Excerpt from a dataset
◇ ◇ ◇ ◇ ◇
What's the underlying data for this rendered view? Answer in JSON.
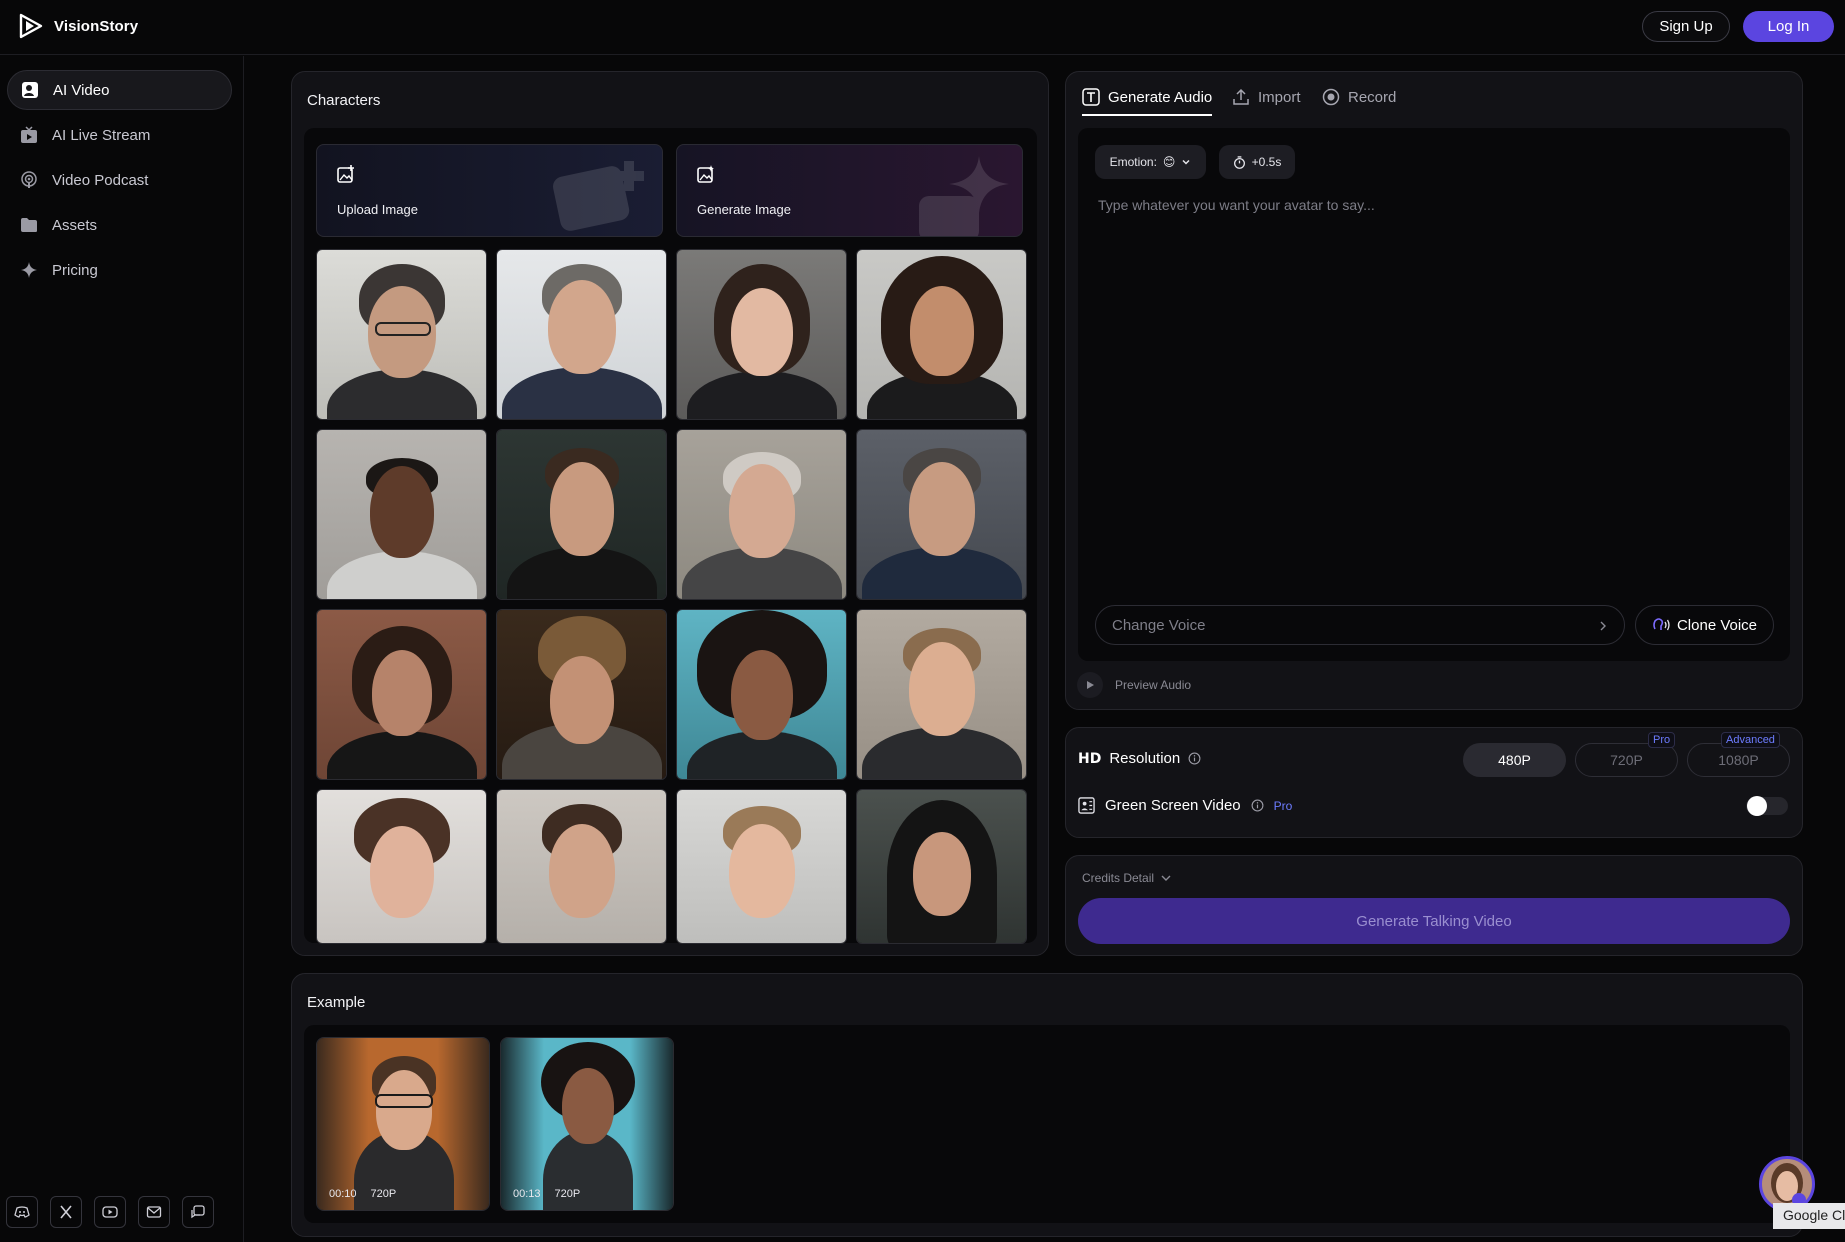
{
  "brand": {
    "name": "VisionStory",
    "logo_icon": "play-logo-icon"
  },
  "header": {
    "signup_label": "Sign Up",
    "login_label": "Log In"
  },
  "sidebar": {
    "items": [
      {
        "label": "AI Video",
        "icon": "user-square-icon",
        "active": true
      },
      {
        "label": "AI Live Stream",
        "icon": "tv-icon",
        "active": false
      },
      {
        "label": "Video Podcast",
        "icon": "podcast-icon",
        "active": false
      },
      {
        "label": "Assets",
        "icon": "folder-icon",
        "active": false
      },
      {
        "label": "Pricing",
        "icon": "sparkle-icon",
        "active": false
      }
    ],
    "social": [
      "discord-icon",
      "x-icon",
      "youtube-icon",
      "mail-icon",
      "feedback-icon"
    ]
  },
  "characters": {
    "title": "Characters",
    "upload_label": "Upload Image",
    "generate_label": "Generate Image"
  },
  "audio": {
    "tabs": [
      {
        "label": "Generate Audio",
        "icon": "text-box-icon",
        "active": true
      },
      {
        "label": "Import",
        "icon": "upload-icon",
        "active": false
      },
      {
        "label": "Record",
        "icon": "record-icon",
        "active": false
      }
    ],
    "emotion_label": "Emotion:",
    "emotion_value": "😊",
    "pause_label": "+0.5s",
    "placeholder": "Type whatever you want your avatar to say...",
    "change_voice_placeholder": "Change Voice",
    "clone_voice_label": "Clone Voice",
    "preview_label": "Preview Audio"
  },
  "resolution": {
    "hd_label": "HD",
    "label": "Resolution",
    "options": [
      {
        "label": "480P",
        "selected": true,
        "badge": ""
      },
      {
        "label": "720P",
        "selected": false,
        "badge": "Pro"
      },
      {
        "label": "1080P",
        "selected": false,
        "badge": "Advanced"
      }
    ]
  },
  "green_screen": {
    "label": "Green Screen Video",
    "badge": "Pro",
    "enabled": false
  },
  "credits": {
    "label": "Credits Detail",
    "generate_label": "Generate Talking Video"
  },
  "example": {
    "title": "Example",
    "items": [
      {
        "duration": "00:10",
        "resolution": "720P"
      },
      {
        "duration": "00:13",
        "resolution": "720P"
      }
    ]
  },
  "google_tag": "Google Cl",
  "colors": {
    "accent": "#5b45e0",
    "background": "#070708",
    "panel": "#121216"
  }
}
◇ ◇ ◇ ◇ ◇
Pictures are not part of the copy; output everything else in the records exactly.

What's the underlying data for this rendered view? Answer in JSON.
{
  "brand": {
    "name": "VisionStory",
    "logo_icon": "play-logo-icon"
  },
  "header": {
    "signup_label": "Sign Up",
    "login_label": "Log In"
  },
  "sidebar": {
    "items": [
      {
        "label": "AI Video",
        "icon": "user-square-icon",
        "active": true
      },
      {
        "label": "AI Live Stream",
        "icon": "tv-icon",
        "active": false
      },
      {
        "label": "Video Podcast",
        "icon": "podcast-icon",
        "active": false
      },
      {
        "label": "Assets",
        "icon": "folder-icon",
        "active": false
      },
      {
        "label": "Pricing",
        "icon": "sparkle-icon",
        "active": false
      }
    ],
    "social": [
      "discord-icon",
      "x-icon",
      "youtube-icon",
      "mail-icon",
      "feedback-icon"
    ]
  },
  "characters": {
    "title": "Characters",
    "upload_label": "Upload Image",
    "generate_label": "Generate Image"
  },
  "audio": {
    "tabs": [
      {
        "label": "Generate Audio",
        "icon": "text-box-icon",
        "active": true
      },
      {
        "label": "Import",
        "icon": "upload-icon",
        "active": false
      },
      {
        "label": "Record",
        "icon": "record-icon",
        "active": false
      }
    ],
    "emotion_label": "Emotion:",
    "emotion_value": "😊",
    "pause_label": "+0.5s",
    "placeholder": "Type whatever you want your avatar to say...",
    "change_voice_placeholder": "Change Voice",
    "clone_voice_label": "Clone Voice",
    "preview_label": "Preview Audio"
  },
  "resolution": {
    "hd_label": "HD",
    "label": "Resolution",
    "options": [
      {
        "label": "480P",
        "selected": true,
        "badge": ""
      },
      {
        "label": "720P",
        "selected": false,
        "badge": "Pro"
      },
      {
        "label": "1080P",
        "selected": false,
        "badge": "Advanced"
      }
    ]
  },
  "green_screen": {
    "label": "Green Screen Video",
    "badge": "Pro",
    "enabled": false
  },
  "credits": {
    "label": "Credits Detail",
    "generate_label": "Generate Talking Video"
  },
  "example": {
    "title": "Example",
    "items": [
      {
        "duration": "00:10",
        "resolution": "720P"
      },
      {
        "duration": "00:13",
        "resolution": "720P"
      }
    ]
  },
  "google_tag": "Google Cl",
  "colors": {
    "accent": "#5b45e0",
    "background": "#070708",
    "panel": "#121216"
  }
}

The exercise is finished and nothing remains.